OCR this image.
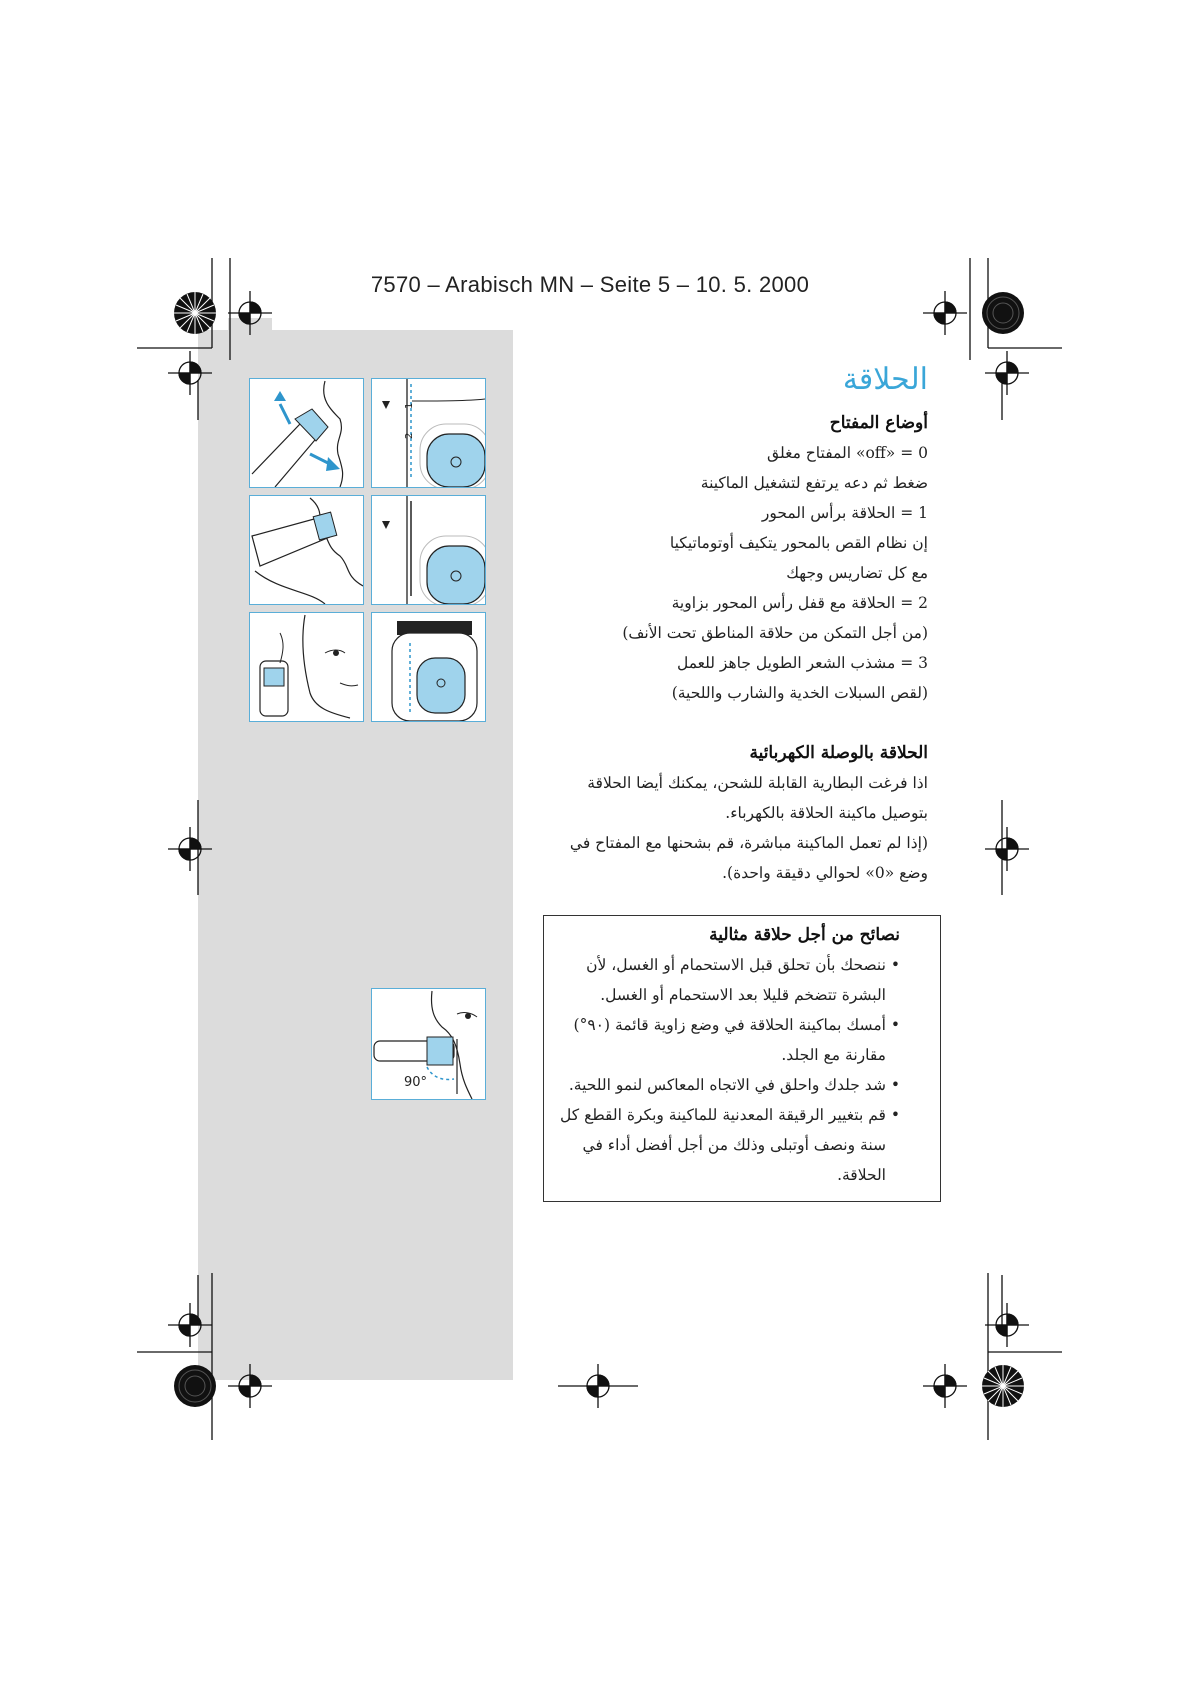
7570 – Arabisch MN – Seite 5 – 10. 5. 2000
2
1
90°
الحلاقة
أوضاع المفتاح
0 = «off» المفتاح مغلق
ضغط ثم دعه يرتفع لتشغيل الماكينة
1 = الحلاقة برأس المحور
إن نظام القص بالمحور يتكيف أوتوماتيكيا
مع كل تضاريس وجهك
2 = الحلاقة مع قفل رأس المحور بزاوية
(من أجل التمكن من حلاقة المناطق تحت الأنف)
3 = مشذب الشعر الطويل جاهز للعمل
(لقص السبلات الخدية والشارب واللحية)
الحلاقة بالوصلة الكهربائية
اذا فرغت البطارية القابلة للشحن، يمكنك أيضا الحلاقة
بتوصيل ماكينة الحلاقة بالكهرباء.
(إذا لم تعمل الماكينة مباشرة، قم بشحنها مع المفتاح في
وضع «0» لحوالي دقيقة واحدة).
نصائح من أجل حلاقة مثالية
• ننصحك بأن تحلق قبل الاستحمام أو الغسل، لأن
البشرة تتضخم قليلا بعد الاستحمام أو الغسل.
• أمسك بماكينة الحلاقة في وضع زاوية قائمة (٩٠°)
مقارنة مع الجلد.
• شد جلدك واحلق في الاتجاه المعاكس لنمو اللحية.
• قم بتغيير الرقيقة المعدنية للماكينة وبكرة القطع كل
سنة ونصف أوتبلى وذلك من أجل أفضل أداء في
الحلاقة.
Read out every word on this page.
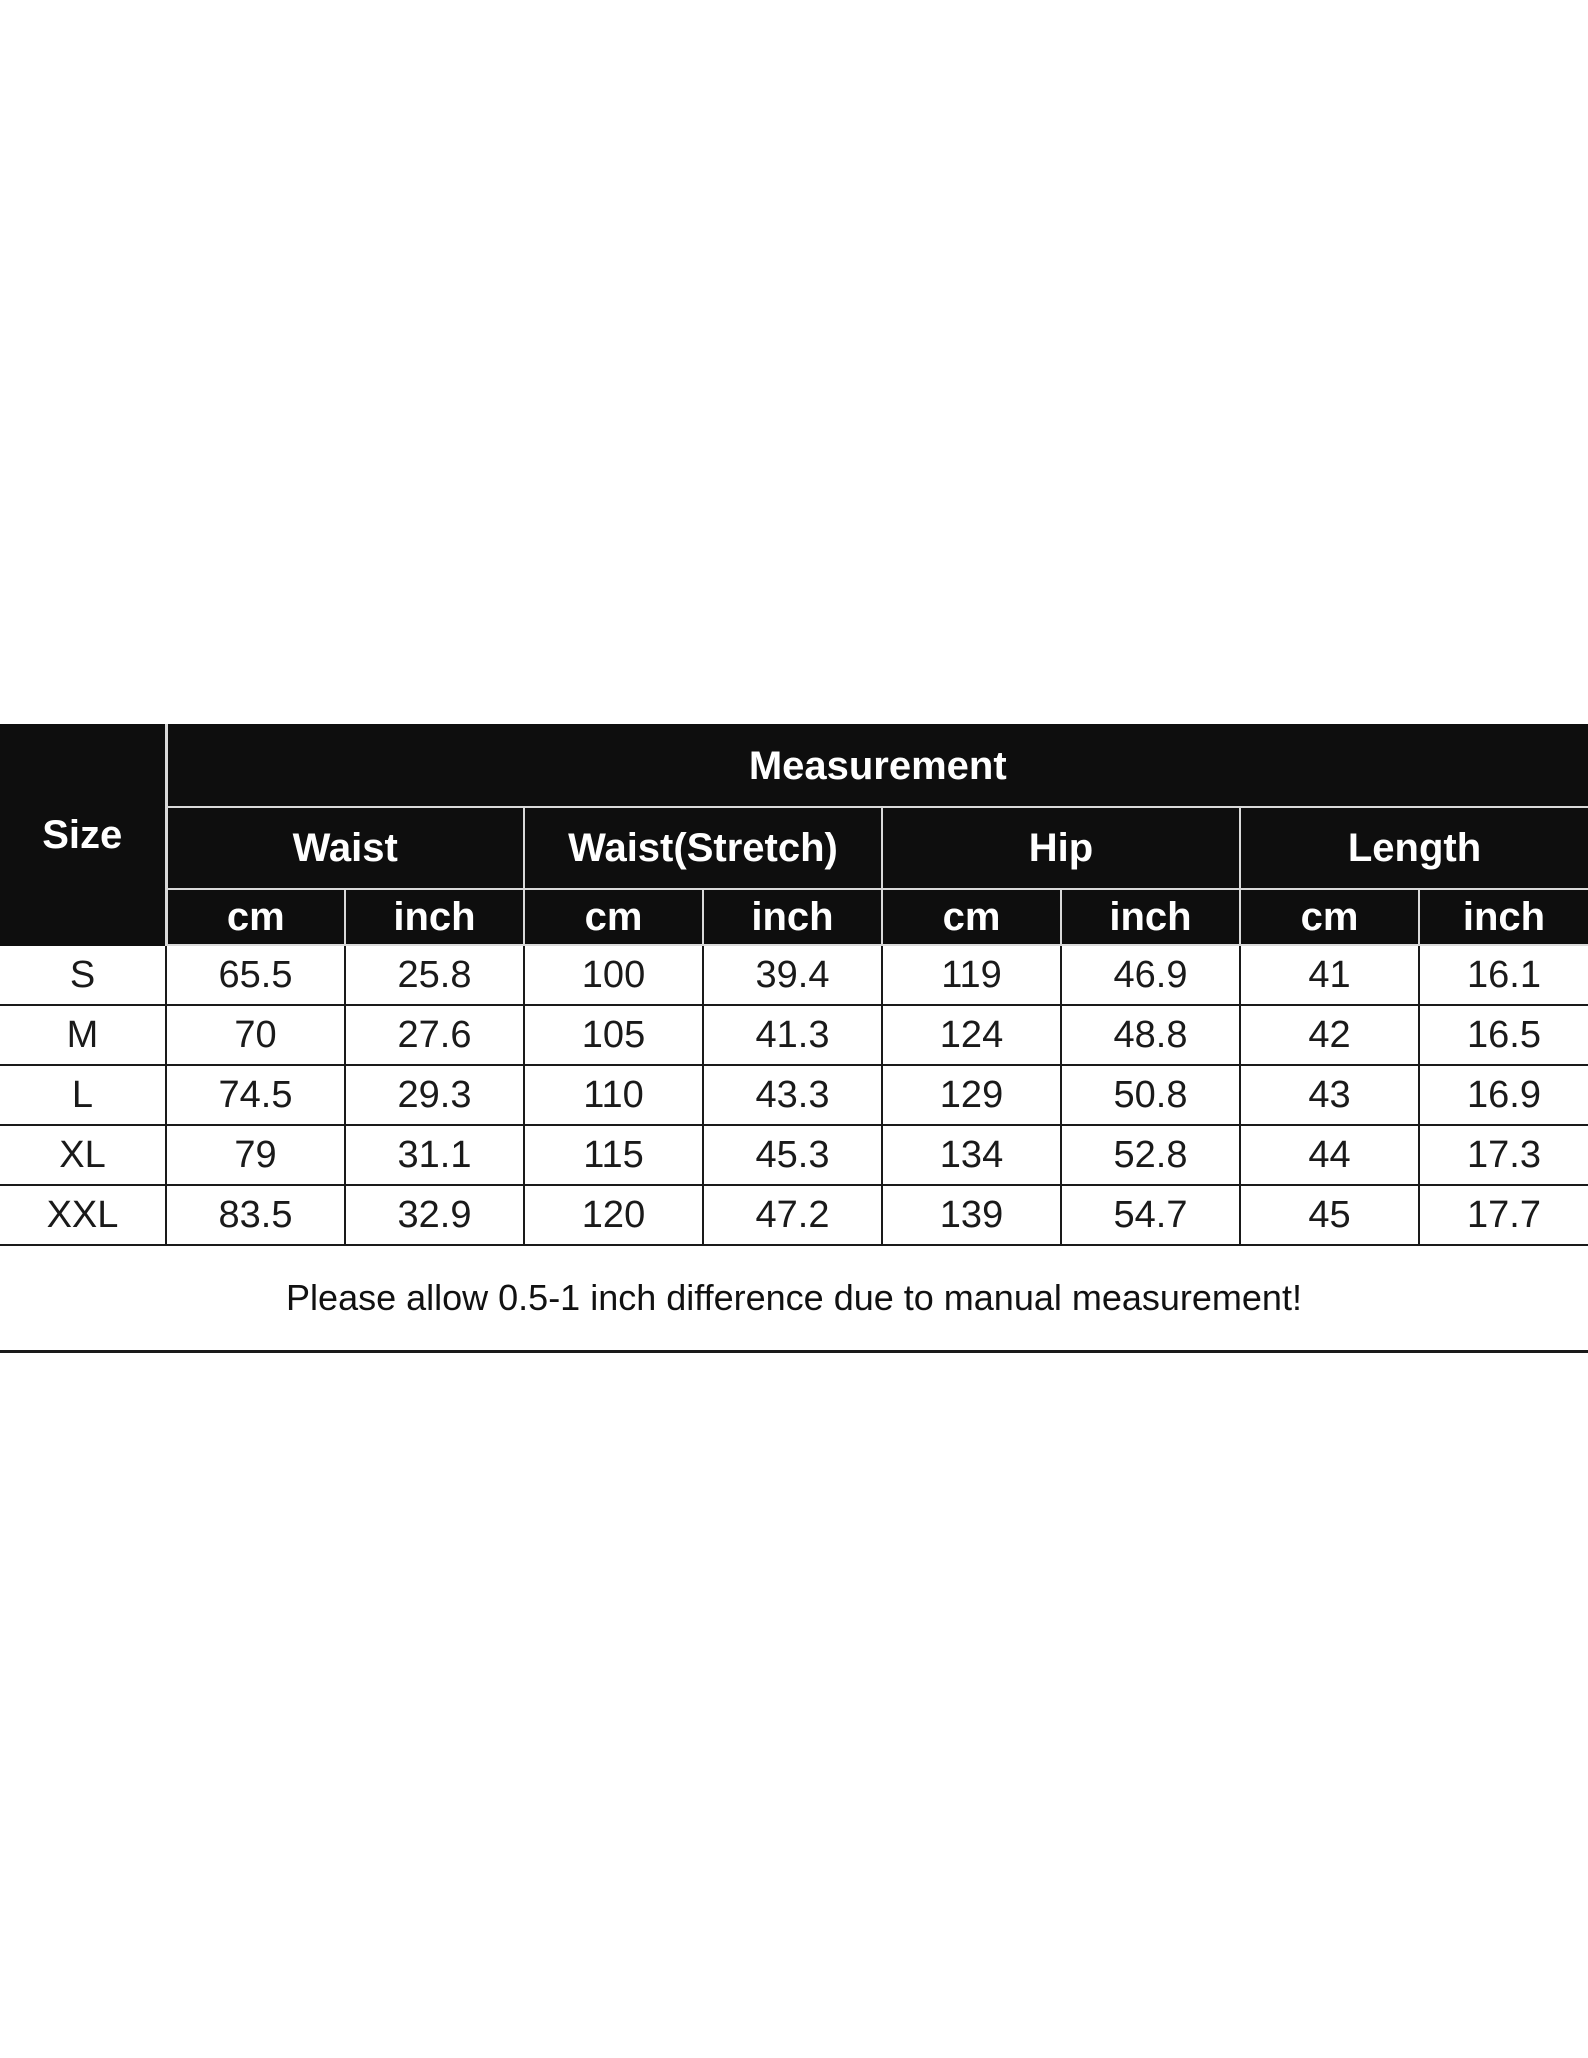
Size	Measurement							
	Waist		Waist(Stretch)		Hip		Length	
	cm	inch	cm	inch	cm	inch	cm	inch
S	65.5	25.8	100	39.4	119	46.9	41	16.1
M	70	27.6	105	41.3	124	48.8	42	16.5
L	74.5	29.3	110	43.3	129	50.8	43	16.9
XL	79	31.1	115	45.3	134	52.8	44	17.3
XXL	83.5	32.9	120	47.2	139	54.7	45	17.7
Please allow 0.5-1 inch difference due to manual measurement!								
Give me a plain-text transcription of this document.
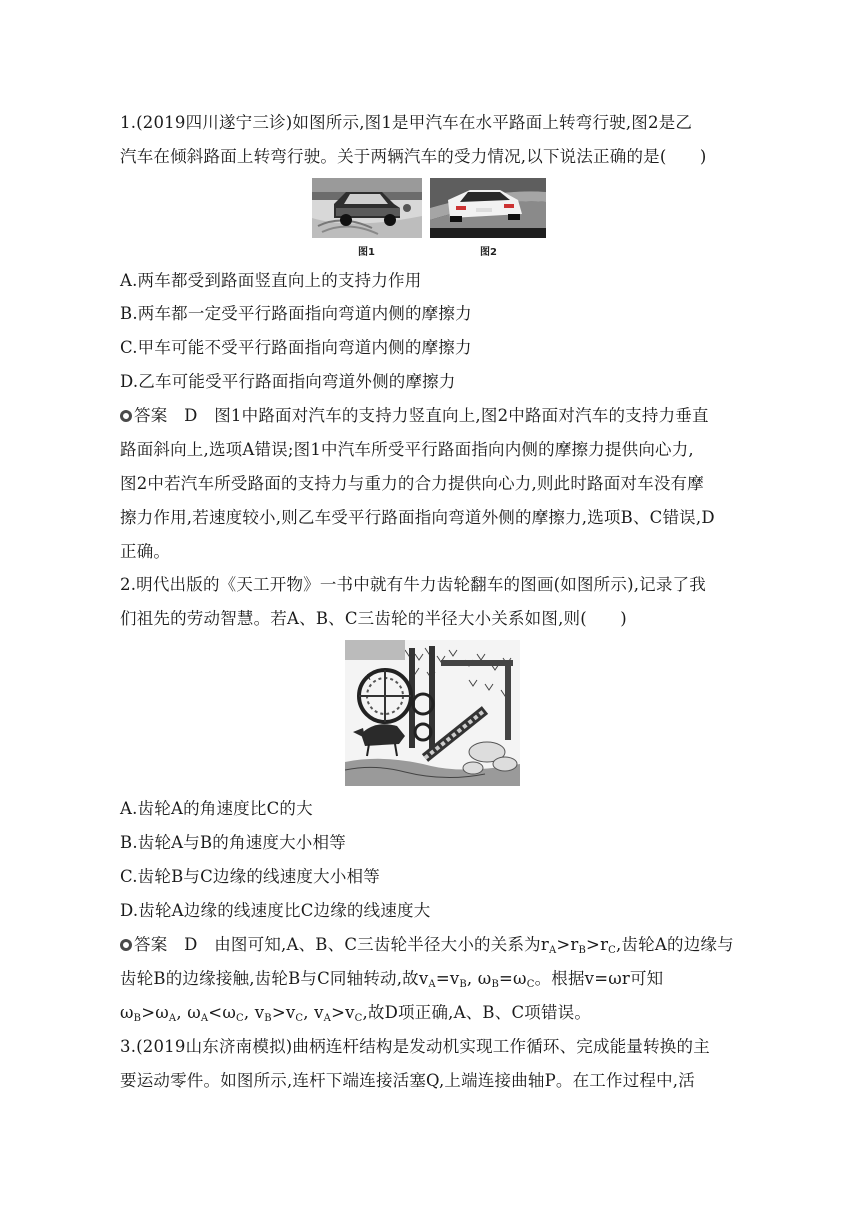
1.(2019四川遂宁三诊)如图所示,图1是甲汽车在水平路面上转弯行驶,图2是乙
汽车在倾斜路面上转弯行驶。关于两辆汽车的受力情况,以下说法正确的是(　　)
图1	图2
A.两车都受到路面竖直向上的支持力作用
B.两车都一定受平行路面指向弯道内侧的摩擦力
C.甲车可能不受平行路面指向弯道内侧的摩擦力
D.乙车可能受平行路面指向弯道外侧的摩擦力
答案　D　图1中路面对汽车的支持力竖直向上,图2中路面对汽车的支持力垂直
路面斜向上,选项A错误;图1中汽车所受平行路面指向内侧的摩擦力提供向心力,
图2中若汽车所受路面的支持力与重力的合力提供向心力,则此时路面对车没有摩
擦力作用,若速度较小,则乙车受平行路面指向弯道外侧的摩擦力,选项B、C错误,D
正确。
2.明代出版的《天工开物》一书中就有牛力齿轮翻车的图画(如图所示),记录了我
们祖先的劳动智慧。若A、B、C三齿轮的半径大小关系如图,则(　　)
A
A.齿轮A的角速度比C的大
B.齿轮A与B的角速度大小相等
C.齿轮B与C边缘的线速度大小相等
D.齿轮A边缘的线速度比C边缘的线速度大
答案　D　由图可知,A、B、C三齿轮半径大小的关系为$r_A>r_B>r_C$,齿轮A的边缘与
齿轮B的边缘接触,齿轮B与C同轴转动,故$v_A=v_B$, $\omega_B=\omega_C$。根据v=ωr可知
$\omega_B>\omega_A$, $\omega_A<\omega_C$, $v_B>v_C$, $v_A>v_C$,故D项正确,A、B、C项错误。
3.(2019山东济南模拟)曲柄连杆结构是发动机实现工作循环、完成能量转换的主
要运动零件。如图所示,连杆下端连接活塞Q,上端连接曲轴P。在工作过程中,活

§ §

:: Exercise ::
Go through the records and copy each line with "this" in it.

:: Exercise answer ::
OCR this image.
Read out every word on this page.
Give me a plain-text transcription of this document.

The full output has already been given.